• DATASET ENTRIES:
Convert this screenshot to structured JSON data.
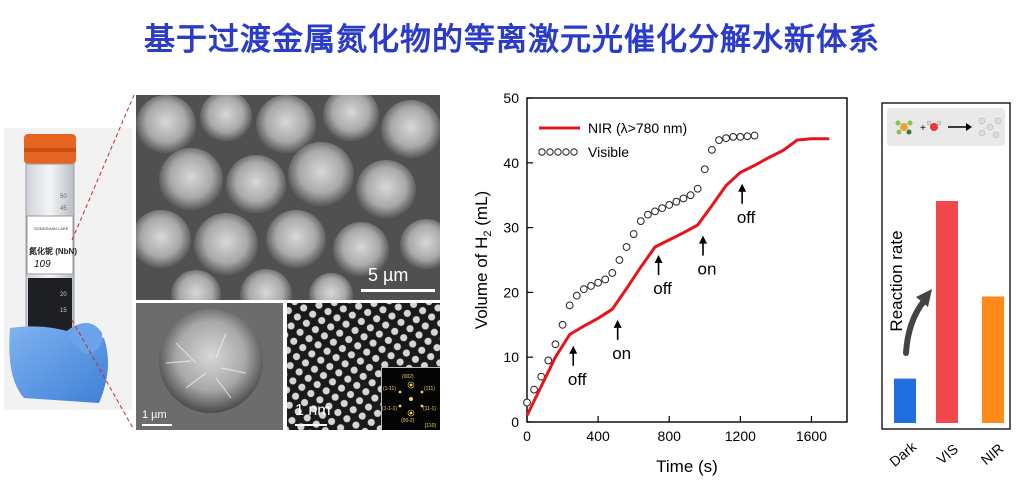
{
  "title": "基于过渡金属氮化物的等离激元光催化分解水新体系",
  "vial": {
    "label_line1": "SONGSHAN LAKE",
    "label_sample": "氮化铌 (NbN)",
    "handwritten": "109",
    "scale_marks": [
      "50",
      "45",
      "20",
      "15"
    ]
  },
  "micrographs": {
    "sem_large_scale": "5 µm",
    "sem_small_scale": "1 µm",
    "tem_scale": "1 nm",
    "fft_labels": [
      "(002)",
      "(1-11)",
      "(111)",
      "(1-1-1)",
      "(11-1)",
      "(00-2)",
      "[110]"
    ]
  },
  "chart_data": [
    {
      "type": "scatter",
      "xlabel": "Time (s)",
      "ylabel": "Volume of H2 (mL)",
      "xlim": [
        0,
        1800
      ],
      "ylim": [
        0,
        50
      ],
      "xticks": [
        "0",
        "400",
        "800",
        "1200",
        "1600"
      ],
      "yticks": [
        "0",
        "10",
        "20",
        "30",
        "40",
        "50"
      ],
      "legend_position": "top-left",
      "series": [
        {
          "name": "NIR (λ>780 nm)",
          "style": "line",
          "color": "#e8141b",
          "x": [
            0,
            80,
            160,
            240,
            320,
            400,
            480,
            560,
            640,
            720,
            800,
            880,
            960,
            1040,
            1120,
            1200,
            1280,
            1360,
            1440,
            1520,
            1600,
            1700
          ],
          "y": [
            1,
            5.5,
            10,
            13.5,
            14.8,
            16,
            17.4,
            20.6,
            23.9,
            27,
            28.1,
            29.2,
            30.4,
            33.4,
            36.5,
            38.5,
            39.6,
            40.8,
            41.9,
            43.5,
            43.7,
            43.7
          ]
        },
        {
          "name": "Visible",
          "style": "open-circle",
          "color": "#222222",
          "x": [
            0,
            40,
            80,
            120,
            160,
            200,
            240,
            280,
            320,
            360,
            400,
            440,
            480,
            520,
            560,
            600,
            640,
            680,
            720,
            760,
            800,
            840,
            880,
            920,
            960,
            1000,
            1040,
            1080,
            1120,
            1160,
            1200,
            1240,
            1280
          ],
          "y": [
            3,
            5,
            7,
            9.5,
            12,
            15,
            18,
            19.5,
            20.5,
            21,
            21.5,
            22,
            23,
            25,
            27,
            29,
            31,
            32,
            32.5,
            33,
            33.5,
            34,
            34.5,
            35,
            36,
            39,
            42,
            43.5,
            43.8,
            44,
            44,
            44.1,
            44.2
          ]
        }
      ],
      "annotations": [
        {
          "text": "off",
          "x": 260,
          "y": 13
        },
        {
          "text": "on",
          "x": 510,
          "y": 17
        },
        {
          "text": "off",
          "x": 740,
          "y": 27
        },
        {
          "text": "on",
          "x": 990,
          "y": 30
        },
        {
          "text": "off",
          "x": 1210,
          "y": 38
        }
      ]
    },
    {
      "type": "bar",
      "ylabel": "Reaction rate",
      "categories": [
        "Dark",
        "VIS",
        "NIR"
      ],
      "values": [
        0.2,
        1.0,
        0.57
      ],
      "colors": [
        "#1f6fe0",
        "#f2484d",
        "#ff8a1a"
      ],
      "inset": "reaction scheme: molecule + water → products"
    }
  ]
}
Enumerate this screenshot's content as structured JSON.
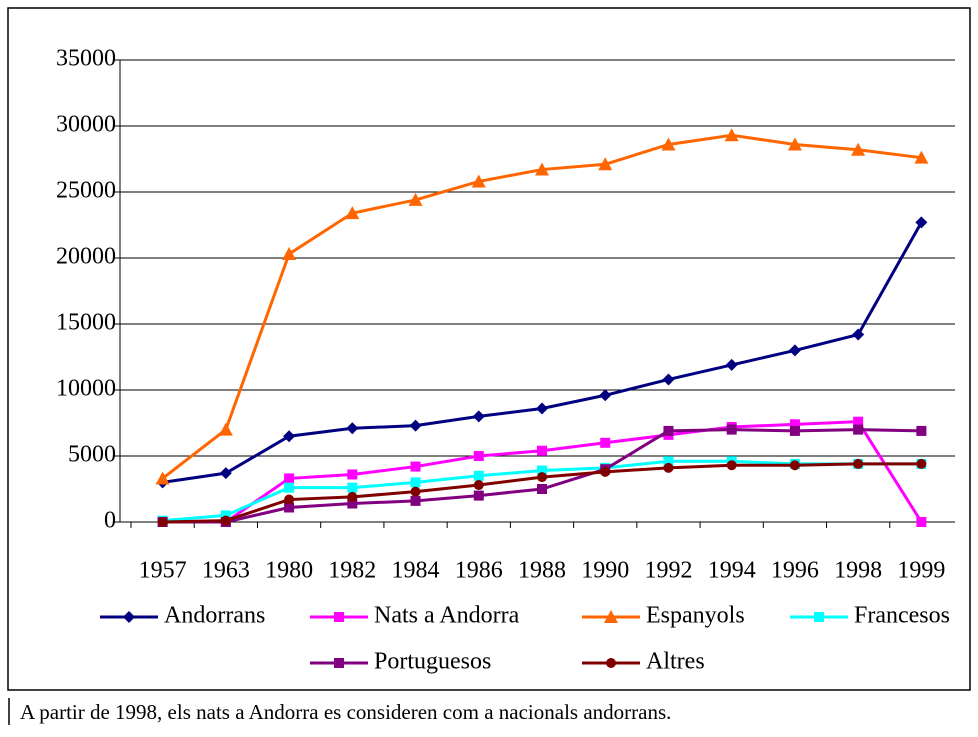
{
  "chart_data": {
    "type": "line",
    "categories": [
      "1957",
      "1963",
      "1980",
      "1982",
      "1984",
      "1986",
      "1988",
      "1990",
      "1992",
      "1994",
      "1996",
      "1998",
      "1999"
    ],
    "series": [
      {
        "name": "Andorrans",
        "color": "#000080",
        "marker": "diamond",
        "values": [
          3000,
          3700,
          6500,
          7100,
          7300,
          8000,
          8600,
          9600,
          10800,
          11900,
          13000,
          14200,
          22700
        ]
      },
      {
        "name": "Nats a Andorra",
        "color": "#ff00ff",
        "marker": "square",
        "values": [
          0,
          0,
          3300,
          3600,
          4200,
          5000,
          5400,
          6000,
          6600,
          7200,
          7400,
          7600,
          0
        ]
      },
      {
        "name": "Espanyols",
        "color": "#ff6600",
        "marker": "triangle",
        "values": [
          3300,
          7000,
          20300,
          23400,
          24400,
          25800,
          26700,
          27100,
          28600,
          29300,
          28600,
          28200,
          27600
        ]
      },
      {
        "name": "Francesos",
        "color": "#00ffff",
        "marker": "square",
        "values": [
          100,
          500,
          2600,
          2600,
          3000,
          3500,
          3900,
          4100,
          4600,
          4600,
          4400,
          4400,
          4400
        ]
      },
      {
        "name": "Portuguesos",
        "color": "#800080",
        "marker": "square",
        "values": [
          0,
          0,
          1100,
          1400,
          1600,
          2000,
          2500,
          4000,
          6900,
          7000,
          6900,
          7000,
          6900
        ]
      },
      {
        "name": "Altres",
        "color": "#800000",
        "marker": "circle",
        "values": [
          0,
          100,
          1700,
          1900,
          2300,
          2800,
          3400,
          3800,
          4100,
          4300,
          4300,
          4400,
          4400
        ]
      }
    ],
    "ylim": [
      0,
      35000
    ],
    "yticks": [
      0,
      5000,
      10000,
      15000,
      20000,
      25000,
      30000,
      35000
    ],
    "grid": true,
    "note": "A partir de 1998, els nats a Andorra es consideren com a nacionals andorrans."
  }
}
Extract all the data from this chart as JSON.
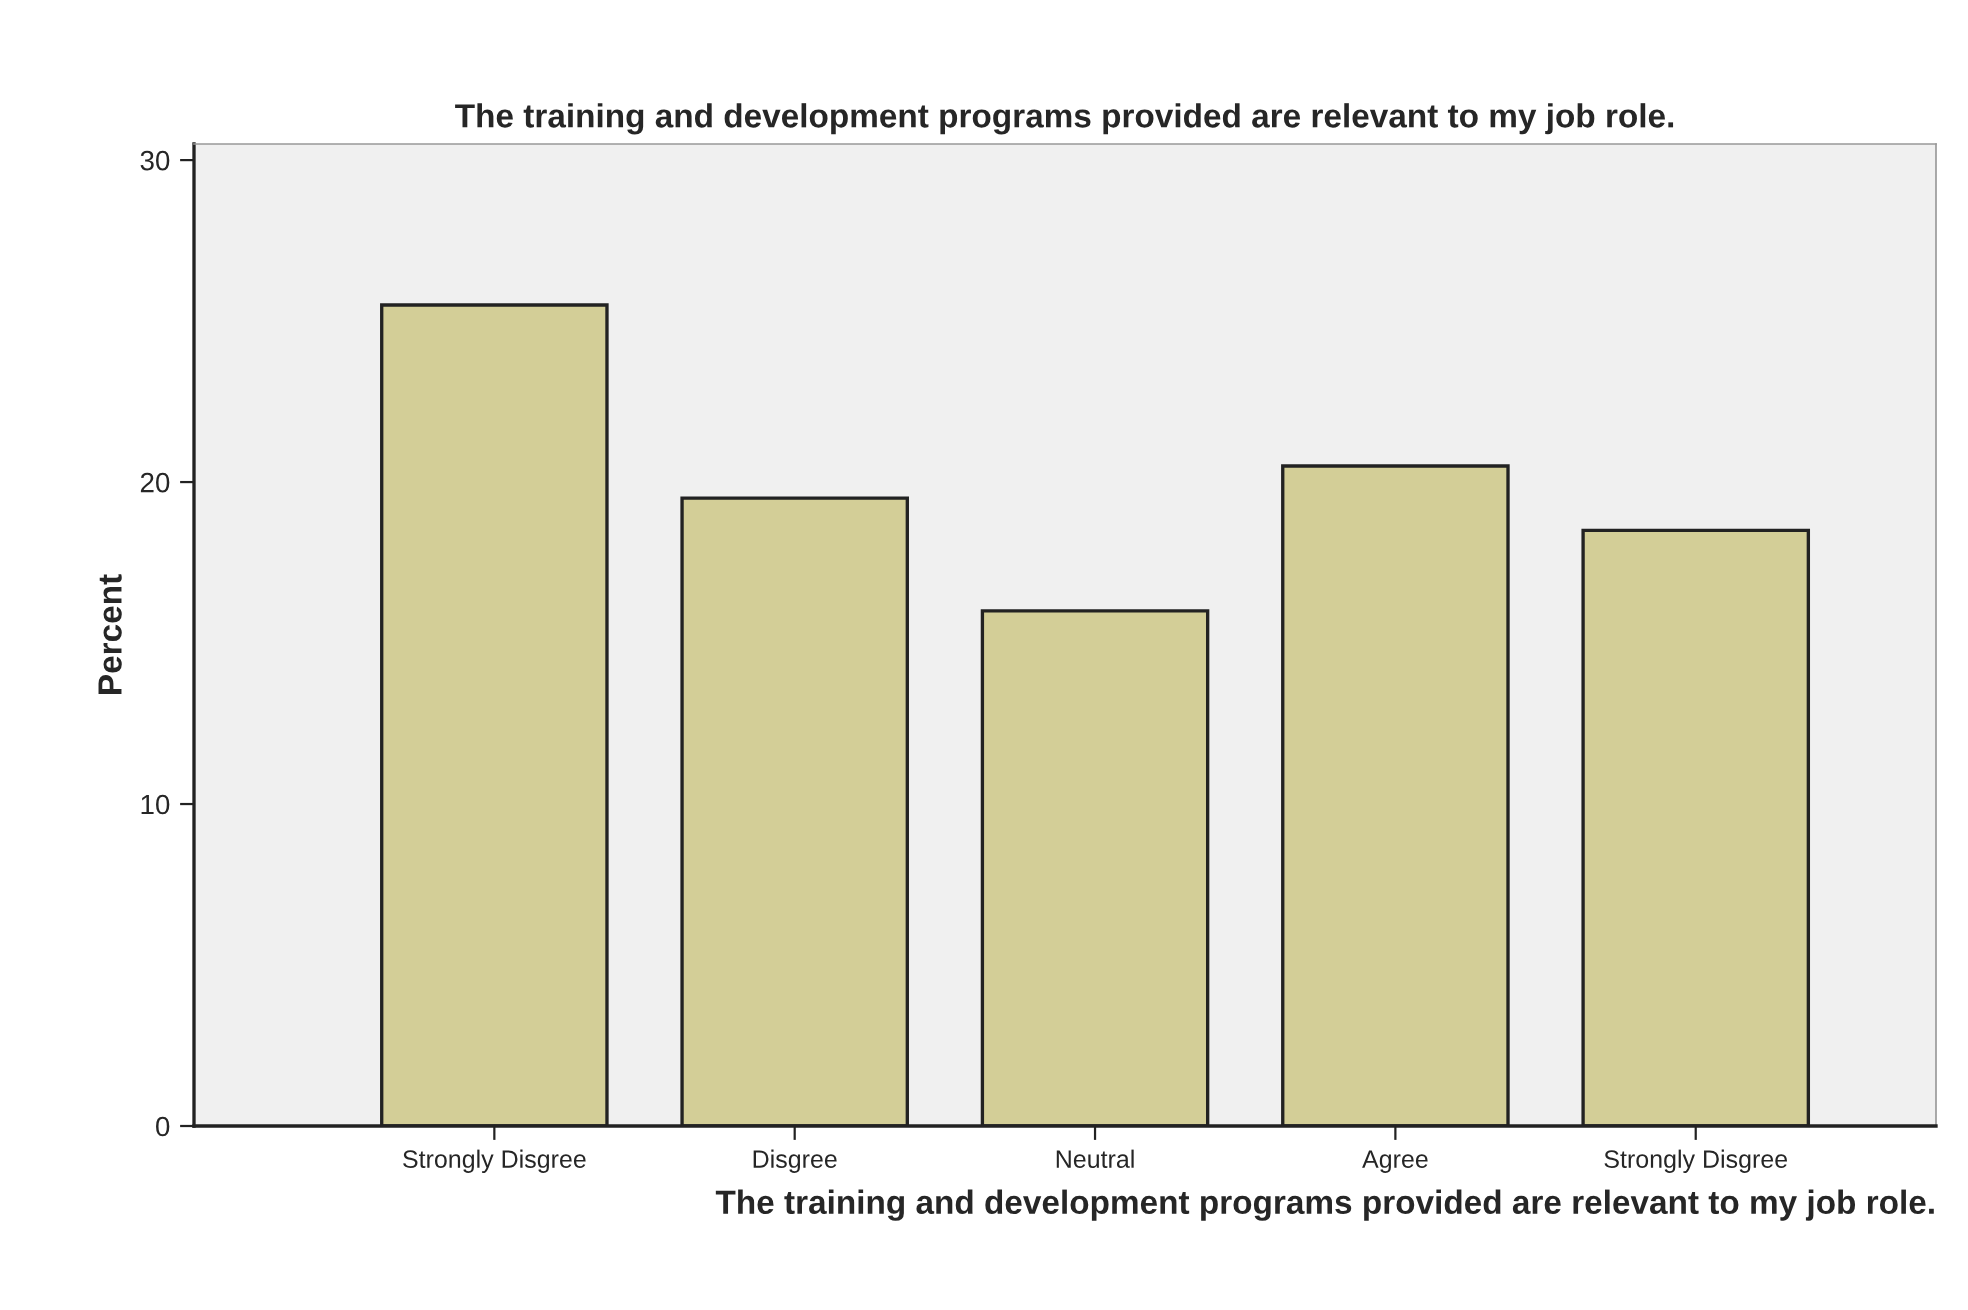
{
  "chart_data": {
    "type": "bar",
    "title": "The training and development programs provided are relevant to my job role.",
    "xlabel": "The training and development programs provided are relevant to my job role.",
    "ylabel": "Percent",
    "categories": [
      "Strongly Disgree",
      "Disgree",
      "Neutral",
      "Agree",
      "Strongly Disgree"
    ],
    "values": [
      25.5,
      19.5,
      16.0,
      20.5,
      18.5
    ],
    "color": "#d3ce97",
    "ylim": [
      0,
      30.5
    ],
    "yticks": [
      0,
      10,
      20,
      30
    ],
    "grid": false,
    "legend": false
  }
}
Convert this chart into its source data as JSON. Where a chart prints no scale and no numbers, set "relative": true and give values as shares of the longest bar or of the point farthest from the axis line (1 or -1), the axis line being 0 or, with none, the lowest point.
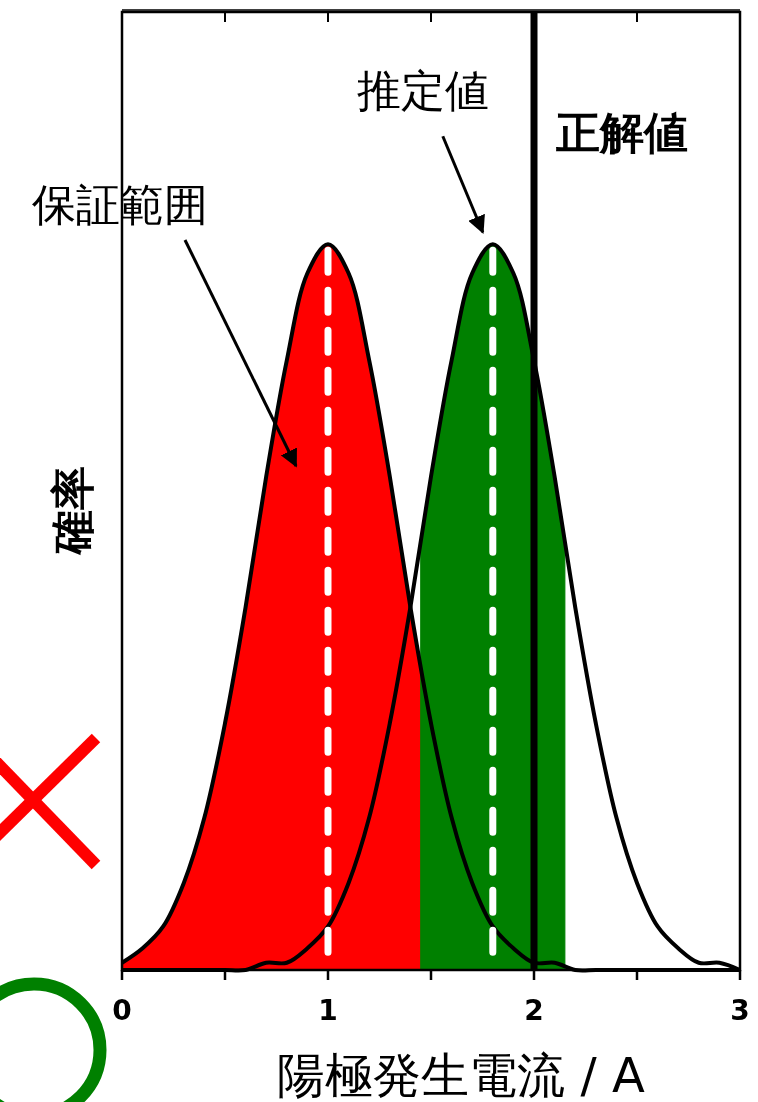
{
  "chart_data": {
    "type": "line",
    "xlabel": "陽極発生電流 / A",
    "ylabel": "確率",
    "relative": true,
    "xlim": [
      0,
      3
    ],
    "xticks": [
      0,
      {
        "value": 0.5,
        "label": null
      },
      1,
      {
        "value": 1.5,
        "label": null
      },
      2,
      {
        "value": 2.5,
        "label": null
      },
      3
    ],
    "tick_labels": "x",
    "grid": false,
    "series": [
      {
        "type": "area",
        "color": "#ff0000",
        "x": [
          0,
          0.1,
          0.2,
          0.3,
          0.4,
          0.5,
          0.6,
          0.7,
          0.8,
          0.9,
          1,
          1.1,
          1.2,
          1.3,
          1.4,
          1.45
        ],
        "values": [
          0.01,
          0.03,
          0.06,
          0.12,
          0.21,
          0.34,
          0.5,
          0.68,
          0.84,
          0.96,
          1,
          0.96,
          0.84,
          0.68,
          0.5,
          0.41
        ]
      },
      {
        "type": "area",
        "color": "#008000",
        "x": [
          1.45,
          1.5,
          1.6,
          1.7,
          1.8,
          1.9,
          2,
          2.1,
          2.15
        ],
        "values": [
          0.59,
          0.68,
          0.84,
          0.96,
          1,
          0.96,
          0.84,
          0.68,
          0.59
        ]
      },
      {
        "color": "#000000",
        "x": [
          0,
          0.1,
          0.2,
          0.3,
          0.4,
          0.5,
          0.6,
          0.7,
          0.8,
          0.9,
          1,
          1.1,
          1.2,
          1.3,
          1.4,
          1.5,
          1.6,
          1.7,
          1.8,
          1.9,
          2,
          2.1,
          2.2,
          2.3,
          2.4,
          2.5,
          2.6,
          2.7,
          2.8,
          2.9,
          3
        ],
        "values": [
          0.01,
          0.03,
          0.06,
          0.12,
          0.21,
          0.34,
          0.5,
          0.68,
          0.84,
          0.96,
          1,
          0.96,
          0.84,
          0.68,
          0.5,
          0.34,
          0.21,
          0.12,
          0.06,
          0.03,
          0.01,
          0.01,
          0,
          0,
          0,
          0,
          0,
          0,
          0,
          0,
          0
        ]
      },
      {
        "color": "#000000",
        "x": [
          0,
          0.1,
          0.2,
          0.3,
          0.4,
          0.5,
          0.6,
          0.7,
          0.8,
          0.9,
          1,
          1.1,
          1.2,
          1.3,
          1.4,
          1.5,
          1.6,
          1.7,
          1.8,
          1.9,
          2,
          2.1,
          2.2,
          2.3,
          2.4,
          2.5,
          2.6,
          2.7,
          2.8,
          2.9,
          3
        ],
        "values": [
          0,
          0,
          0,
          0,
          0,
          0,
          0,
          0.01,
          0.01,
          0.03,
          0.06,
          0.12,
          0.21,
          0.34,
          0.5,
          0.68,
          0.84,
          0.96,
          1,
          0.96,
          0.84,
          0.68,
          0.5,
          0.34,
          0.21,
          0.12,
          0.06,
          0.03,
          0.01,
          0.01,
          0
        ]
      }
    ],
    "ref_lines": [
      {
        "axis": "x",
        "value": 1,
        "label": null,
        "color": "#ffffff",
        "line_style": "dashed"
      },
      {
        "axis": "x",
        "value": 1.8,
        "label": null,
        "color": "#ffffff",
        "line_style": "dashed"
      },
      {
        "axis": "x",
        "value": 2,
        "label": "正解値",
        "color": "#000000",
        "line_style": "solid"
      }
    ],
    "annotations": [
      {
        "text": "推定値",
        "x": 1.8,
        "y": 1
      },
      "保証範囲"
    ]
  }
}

• WHAT TO WORK ON: Find the count of lines in the data above where the string "training" occurs. Provide that number alone.

• CORRECT ANSWER: 2